## Given problem
Count the lines in the entries below that include the word "ffffff". Give nothing but the number.

═════ Data supplied

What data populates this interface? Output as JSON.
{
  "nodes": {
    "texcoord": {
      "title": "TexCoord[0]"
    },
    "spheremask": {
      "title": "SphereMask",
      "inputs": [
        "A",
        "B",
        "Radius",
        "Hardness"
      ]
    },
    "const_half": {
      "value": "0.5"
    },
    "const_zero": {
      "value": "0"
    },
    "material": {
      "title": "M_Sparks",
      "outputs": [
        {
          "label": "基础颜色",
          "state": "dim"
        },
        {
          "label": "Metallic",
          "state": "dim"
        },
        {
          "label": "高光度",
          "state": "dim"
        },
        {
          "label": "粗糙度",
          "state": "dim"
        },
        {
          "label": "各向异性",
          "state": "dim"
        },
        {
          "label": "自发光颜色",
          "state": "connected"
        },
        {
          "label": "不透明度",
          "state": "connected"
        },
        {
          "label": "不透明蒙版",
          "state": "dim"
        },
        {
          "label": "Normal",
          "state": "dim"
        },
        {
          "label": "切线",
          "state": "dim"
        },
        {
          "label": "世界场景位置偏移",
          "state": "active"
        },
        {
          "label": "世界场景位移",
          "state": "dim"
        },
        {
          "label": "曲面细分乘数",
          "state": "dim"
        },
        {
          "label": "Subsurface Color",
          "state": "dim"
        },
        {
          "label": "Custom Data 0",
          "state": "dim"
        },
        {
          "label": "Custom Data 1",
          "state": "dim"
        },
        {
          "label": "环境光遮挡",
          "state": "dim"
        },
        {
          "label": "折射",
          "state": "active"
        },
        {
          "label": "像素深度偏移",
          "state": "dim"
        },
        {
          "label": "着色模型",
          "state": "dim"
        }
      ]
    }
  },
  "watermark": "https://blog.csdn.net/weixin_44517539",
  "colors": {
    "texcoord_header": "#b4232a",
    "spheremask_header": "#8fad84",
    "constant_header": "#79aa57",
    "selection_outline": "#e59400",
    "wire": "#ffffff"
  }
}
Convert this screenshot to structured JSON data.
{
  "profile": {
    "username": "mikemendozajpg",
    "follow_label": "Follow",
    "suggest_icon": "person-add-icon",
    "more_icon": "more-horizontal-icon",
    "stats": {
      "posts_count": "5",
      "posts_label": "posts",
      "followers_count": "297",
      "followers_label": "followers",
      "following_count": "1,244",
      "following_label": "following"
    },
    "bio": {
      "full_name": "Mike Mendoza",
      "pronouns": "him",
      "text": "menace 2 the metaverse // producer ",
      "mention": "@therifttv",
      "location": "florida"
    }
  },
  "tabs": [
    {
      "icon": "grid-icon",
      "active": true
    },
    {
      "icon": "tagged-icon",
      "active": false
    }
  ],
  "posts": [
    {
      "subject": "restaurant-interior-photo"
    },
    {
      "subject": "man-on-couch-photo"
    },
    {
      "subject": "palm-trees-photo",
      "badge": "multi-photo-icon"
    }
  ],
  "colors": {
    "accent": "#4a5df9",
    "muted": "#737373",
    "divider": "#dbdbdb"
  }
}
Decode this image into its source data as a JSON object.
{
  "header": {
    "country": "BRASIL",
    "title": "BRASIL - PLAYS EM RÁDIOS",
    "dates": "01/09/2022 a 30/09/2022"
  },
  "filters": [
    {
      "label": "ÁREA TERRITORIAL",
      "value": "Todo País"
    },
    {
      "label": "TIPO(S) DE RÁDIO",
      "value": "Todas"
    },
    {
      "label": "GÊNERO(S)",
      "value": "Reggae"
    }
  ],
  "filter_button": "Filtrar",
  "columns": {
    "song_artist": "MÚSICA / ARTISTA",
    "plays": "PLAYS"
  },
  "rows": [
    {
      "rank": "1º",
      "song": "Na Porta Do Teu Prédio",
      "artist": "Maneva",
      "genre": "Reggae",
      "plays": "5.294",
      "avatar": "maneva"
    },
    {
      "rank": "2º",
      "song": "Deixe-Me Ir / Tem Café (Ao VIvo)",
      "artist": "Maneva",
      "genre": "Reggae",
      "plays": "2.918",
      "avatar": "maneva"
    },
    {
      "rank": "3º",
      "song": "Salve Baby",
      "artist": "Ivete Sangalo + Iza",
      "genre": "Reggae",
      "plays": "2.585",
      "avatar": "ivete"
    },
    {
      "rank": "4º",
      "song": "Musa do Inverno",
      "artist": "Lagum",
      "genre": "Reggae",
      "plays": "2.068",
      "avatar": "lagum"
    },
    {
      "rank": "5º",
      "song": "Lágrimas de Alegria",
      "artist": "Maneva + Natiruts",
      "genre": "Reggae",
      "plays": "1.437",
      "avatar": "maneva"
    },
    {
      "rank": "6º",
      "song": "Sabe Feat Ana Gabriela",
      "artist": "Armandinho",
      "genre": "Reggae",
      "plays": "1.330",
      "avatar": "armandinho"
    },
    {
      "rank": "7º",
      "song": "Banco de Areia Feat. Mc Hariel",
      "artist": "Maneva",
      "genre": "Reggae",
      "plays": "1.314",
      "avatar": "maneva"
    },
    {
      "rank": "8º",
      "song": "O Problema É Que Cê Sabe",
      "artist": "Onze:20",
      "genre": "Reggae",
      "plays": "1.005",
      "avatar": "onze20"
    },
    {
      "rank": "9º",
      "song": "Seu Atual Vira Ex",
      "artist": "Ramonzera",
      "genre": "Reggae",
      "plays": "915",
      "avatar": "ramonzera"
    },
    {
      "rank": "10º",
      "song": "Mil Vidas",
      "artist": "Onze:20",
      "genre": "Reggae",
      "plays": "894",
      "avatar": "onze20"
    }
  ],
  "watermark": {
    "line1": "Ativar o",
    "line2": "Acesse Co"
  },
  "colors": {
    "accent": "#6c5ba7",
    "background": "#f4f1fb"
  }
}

══════════
═════ Data supplied

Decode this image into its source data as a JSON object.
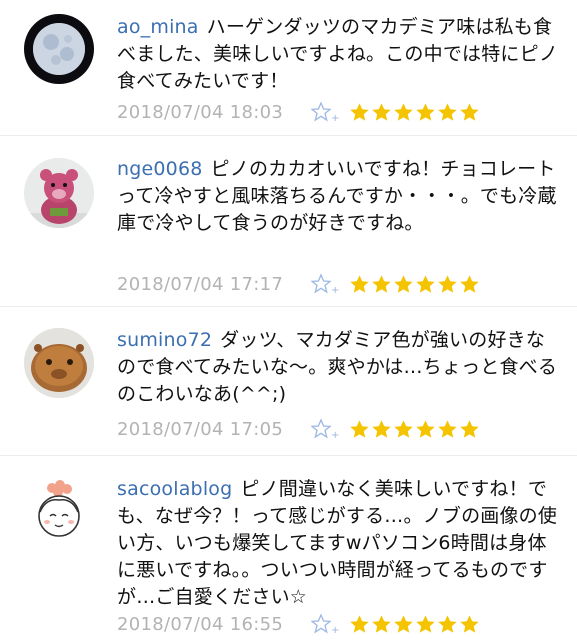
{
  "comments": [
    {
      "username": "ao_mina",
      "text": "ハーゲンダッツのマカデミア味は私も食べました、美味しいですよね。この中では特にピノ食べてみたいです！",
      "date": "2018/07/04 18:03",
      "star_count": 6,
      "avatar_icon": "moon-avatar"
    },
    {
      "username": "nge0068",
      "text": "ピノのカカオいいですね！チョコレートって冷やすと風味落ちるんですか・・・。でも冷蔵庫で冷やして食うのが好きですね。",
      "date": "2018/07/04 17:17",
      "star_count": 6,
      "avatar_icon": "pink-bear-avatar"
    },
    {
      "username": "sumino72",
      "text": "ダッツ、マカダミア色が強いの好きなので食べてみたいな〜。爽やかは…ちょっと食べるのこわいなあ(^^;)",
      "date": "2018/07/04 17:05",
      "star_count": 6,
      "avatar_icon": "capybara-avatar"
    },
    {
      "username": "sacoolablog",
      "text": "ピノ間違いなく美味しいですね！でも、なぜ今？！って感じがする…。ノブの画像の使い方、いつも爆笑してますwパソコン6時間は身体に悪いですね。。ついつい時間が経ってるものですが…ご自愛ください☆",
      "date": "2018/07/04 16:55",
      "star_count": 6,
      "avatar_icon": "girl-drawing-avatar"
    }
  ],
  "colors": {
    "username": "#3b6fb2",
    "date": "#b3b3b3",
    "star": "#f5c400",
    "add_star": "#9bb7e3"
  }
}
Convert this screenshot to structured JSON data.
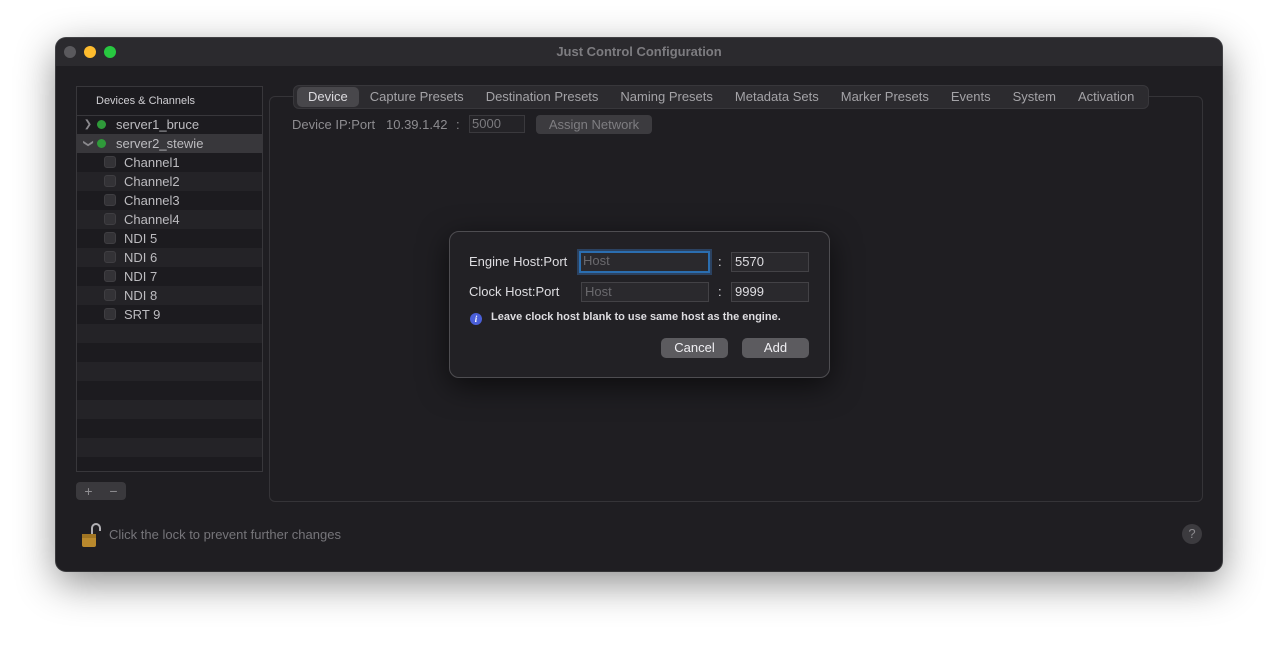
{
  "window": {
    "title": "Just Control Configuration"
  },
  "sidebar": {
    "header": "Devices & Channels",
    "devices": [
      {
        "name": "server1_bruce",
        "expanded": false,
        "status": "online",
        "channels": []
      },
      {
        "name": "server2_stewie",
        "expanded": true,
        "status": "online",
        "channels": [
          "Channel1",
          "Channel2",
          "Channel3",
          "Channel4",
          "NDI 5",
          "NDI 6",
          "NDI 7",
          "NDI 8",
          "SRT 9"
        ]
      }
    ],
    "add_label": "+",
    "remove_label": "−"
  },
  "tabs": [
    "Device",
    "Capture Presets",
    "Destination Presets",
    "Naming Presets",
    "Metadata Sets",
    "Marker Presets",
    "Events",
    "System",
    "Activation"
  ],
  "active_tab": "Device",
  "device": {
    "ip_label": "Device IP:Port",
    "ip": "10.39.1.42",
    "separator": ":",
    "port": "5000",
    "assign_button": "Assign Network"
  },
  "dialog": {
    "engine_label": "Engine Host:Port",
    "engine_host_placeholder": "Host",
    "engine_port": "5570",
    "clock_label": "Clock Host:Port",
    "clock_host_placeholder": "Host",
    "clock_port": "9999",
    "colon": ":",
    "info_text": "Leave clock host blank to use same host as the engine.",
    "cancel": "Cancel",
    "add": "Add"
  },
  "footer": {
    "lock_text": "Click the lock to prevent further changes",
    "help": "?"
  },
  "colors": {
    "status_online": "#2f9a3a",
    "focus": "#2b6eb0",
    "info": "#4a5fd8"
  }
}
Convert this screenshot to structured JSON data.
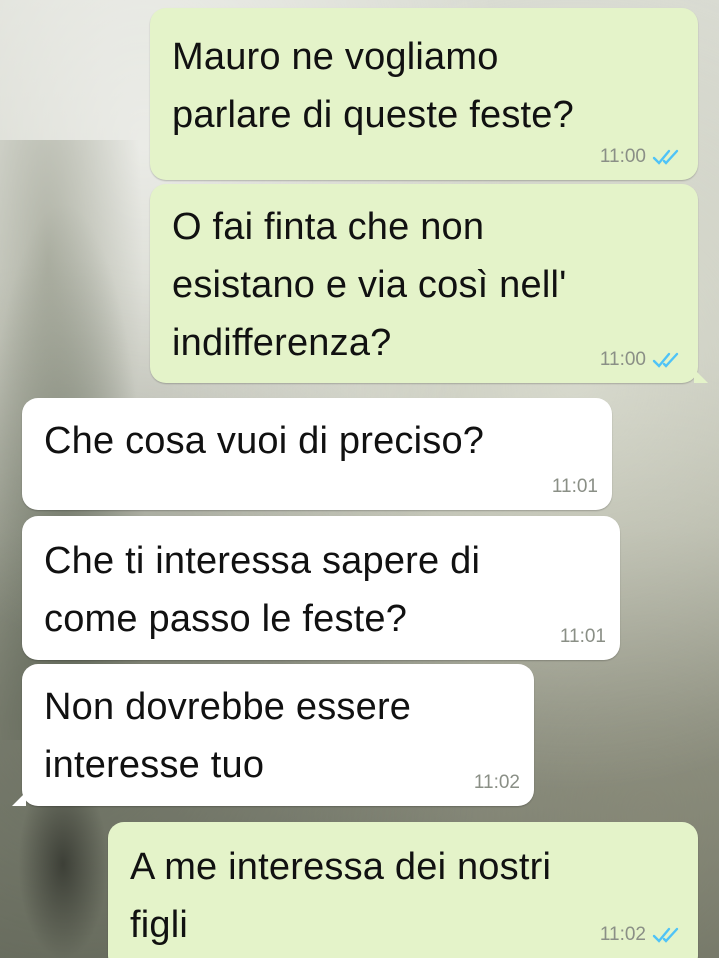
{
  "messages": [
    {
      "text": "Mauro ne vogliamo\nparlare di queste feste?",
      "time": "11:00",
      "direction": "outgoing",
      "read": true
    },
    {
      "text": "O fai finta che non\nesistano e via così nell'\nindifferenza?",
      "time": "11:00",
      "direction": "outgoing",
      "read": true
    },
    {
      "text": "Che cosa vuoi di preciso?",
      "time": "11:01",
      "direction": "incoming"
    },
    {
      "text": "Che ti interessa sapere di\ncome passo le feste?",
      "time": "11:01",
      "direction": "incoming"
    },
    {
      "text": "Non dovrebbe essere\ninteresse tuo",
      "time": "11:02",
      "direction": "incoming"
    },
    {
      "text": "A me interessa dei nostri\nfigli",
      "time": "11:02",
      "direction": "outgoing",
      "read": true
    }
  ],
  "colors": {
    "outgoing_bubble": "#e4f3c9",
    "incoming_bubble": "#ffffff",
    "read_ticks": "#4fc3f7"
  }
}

══════════

## Output of the task
2